═════ RECORDED DATA

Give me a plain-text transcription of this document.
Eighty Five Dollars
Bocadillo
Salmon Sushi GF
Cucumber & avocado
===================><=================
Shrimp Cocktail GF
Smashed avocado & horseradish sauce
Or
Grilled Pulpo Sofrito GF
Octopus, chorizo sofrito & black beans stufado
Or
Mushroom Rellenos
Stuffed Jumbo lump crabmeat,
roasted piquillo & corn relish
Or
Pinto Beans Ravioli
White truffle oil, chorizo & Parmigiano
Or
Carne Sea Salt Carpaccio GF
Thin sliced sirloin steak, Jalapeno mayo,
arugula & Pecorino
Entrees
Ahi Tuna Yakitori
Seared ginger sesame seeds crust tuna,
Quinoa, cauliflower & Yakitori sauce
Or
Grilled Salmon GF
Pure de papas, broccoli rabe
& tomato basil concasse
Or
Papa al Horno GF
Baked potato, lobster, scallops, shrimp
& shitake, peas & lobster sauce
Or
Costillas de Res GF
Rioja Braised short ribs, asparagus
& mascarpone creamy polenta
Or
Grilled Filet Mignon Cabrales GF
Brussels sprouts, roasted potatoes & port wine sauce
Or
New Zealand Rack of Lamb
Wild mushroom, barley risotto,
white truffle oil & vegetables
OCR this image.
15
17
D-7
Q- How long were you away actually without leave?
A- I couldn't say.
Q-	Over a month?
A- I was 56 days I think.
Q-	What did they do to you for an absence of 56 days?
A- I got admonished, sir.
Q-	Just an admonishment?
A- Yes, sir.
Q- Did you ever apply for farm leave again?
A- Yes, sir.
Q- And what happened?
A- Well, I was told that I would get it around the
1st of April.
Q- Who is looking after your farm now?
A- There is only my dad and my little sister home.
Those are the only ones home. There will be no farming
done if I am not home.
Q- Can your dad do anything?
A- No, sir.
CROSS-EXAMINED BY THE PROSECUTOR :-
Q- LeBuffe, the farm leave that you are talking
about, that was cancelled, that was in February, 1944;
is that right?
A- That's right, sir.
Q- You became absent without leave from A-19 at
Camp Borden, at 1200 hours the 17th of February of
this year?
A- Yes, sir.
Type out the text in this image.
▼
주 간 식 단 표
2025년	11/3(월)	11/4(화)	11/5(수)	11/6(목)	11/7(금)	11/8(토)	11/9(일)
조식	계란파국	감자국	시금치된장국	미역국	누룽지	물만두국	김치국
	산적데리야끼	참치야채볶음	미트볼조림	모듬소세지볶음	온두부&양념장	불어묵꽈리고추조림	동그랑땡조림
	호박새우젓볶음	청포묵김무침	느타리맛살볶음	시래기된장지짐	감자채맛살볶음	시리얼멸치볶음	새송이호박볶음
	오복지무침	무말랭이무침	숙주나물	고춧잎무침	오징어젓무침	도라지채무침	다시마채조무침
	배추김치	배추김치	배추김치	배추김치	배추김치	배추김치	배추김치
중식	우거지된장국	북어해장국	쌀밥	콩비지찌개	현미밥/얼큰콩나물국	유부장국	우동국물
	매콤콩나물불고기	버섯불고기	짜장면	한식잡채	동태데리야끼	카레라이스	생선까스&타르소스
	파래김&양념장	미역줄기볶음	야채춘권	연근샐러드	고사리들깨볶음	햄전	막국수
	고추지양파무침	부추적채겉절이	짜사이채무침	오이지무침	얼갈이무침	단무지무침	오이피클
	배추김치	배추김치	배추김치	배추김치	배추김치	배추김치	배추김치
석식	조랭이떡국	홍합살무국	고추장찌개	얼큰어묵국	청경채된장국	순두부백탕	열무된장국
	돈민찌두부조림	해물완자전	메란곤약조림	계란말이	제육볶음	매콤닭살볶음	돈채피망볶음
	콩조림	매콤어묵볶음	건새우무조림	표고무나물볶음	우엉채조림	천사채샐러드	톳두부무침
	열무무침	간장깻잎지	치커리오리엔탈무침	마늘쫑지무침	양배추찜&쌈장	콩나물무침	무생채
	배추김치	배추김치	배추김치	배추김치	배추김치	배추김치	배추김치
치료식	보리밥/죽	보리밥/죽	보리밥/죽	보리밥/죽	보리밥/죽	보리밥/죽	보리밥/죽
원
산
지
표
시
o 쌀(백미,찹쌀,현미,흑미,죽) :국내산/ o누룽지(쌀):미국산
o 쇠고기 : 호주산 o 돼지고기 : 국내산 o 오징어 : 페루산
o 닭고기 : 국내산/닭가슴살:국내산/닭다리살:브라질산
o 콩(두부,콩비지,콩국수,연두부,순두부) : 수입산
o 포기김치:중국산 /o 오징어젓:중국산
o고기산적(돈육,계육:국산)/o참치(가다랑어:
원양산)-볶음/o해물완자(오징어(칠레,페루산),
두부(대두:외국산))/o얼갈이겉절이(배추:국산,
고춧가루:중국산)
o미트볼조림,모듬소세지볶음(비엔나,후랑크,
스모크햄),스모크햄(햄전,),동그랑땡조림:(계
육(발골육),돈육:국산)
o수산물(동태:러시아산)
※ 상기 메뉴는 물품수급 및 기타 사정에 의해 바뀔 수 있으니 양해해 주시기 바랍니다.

══════════

• [REQUIRED WORK]: Set down each entry again, unchanged.

• [CORRECT ANSWER]:
Give me a plain-text transcription of this document.
Eighty Five Dollars
Bocadillo
Salmon Sushi GF
Cucumber & avocado
===================><=================
Shrimp Cocktail GF
Smashed avocado & horseradish sauce
Or
Grilled Pulpo Sofrito GF
Octopus, chorizo sofrito & black beans stufado
Or
Mushroom Rellenos
Stuffed Jumbo lump crabmeat,
roasted piquillo & corn relish
Or
Pinto Beans Ravioli
White truffle oil, chorizo & Parmigiano
Or
Carne Sea Salt Carpaccio GF
Thin sliced sirloin steak, Jalapeno mayo,
arugula & Pecorino
Entrees
Ahi Tuna Yakitori
Seared ginger sesame seeds crust tuna,
Quinoa, cauliflower & Yakitori sauce
Or
Grilled Salmon GF
Pure de papas, broccoli rabe
& tomato basil concasse
Or
Papa al Horno GF
Baked potato, lobster, scallops, shrimp
& shitake, peas & lobster sauce
Or
Costillas de Res GF
Rioja Braised short ribs, asparagus
& mascarpone creamy polenta
Or
Grilled Filet Mignon Cabrales GF
Brussels sprouts, roasted potatoes & port wine sauce
Or
New Zealand Rack of Lamb
Wild mushroom, barley risotto,
white truffle oil & vegetables
OCR this image.
15
17
D-7
Q- How long were you away actually without leave?
A- I couldn't say.
Q-	Over a month?
A- I was 56 days I think.
Q-	What did they do to you for an absence of 56 days?
A- I got admonished, sir.
Q-	Just an admonishment?
A- Yes, sir.
Q- Did you ever apply for farm leave again?
A- Yes, sir.
Q- And what happened?
A- Well, I was told that I would get it around the
1st of April.
Q- Who is looking after your farm now?
A- There is only my dad and my little sister home.
Those are the only ones home. There will be no farming
done if I am not home.
Q- Can your dad do anything?
A- No, sir.
CROSS-EXAMINED BY THE PROSECUTOR :-
Q- LeBuffe, the farm leave that you are talking
about, that was cancelled, that was in February, 1944;
is that right?
A- That's right, sir.
Q- You became absent without leave from A-19 at
Camp Borden, at 1200 hours the 17th of February of
this year?
A- Yes, sir.
Type out the text in this image.
▼
주 간 식 단 표
2025년	11/3(월)	11/4(화)	11/5(수)	11/6(목)	11/7(금)	11/8(토)	11/9(일)
조식	계란파국	감자국	시금치된장국	미역국	누룽지	물만두국	김치국
	산적데리야끼	참치야채볶음	미트볼조림	모듬소세지볶음	온두부&양념장	불어묵꽈리고추조림	동그랑땡조림
	호박새우젓볶음	청포묵김무침	느타리맛살볶음	시래기된장지짐	감자채맛살볶음	시리얼멸치볶음	새송이호박볶음
	오복지무침	무말랭이무침	숙주나물	고춧잎무침	오징어젓무침	도라지채무침	다시마채조무침
	배추김치	배추김치	배추김치	배추김치	배추김치	배추김치	배추김치
중식	우거지된장국	북어해장국	쌀밥	콩비지찌개	현미밥/얼큰콩나물국	유부장국	우동국물
	매콤콩나물불고기	버섯불고기	짜장면	한식잡채	동태데리야끼	카레라이스	생선까스&타르소스
	파래김&양념장	미역줄기볶음	야채춘권	연근샐러드	고사리들깨볶음	햄전	막국수
	고추지양파무침	부추적채겉절이	짜사이채무침	오이지무침	얼갈이무침	단무지무침	오이피클
	배추김치	배추김치	배추김치	배추김치	배추김치	배추김치	배추김치
석식	조랭이떡국	홍합살무국	고추장찌개	얼큰어묵국	청경채된장국	순두부백탕	열무된장국
	돈민찌두부조림	해물완자전	메란곤약조림	계란말이	제육볶음	매콤닭살볶음	돈채피망볶음
	콩조림	매콤어묵볶음	건새우무조림	표고무나물볶음	우엉채조림	천사채샐러드	톳두부무침
	열무무침	간장깻잎지	치커리오리엔탈무침	마늘쫑지무침	양배추찜&쌈장	콩나물무침	무생채
	배추김치	배추김치	배추김치	배추김치	배추김치	배추김치	배추김치
치료식	보리밥/죽	보리밥/죽	보리밥/죽	보리밥/죽	보리밥/죽	보리밥/죽	보리밥/죽
원
산
지
표
시
o 쌀(백미,찹쌀,현미,흑미,죽) :국내산/ o누룽지(쌀):미국산
o 쇠고기 : 호주산 o 돼지고기 : 국내산 o 오징어 : 페루산
o 닭고기 : 국내산/닭가슴살:국내산/닭다리살:브라질산
o 콩(두부,콩비지,콩국수,연두부,순두부) : 수입산
o 포기김치:중국산 /o 오징어젓:중국산
o고기산적(돈육,계육:국산)/o참치(가다랑어:
원양산)-볶음/o해물완자(오징어(칠레,페루산),
두부(대두:외국산))/o얼갈이겉절이(배추:국산,
고춧가루:중국산)
o미트볼조림,모듬소세지볶음(비엔나,후랑크,
스모크햄),스모크햄(햄전,),동그랑땡조림:(계
육(발골육),돈육:국산)
o수산물(동태:러시아산)
※ 상기 메뉴는 물품수급 및 기타 사정에 의해 바뀔 수 있으니 양해해 주시기 바랍니다.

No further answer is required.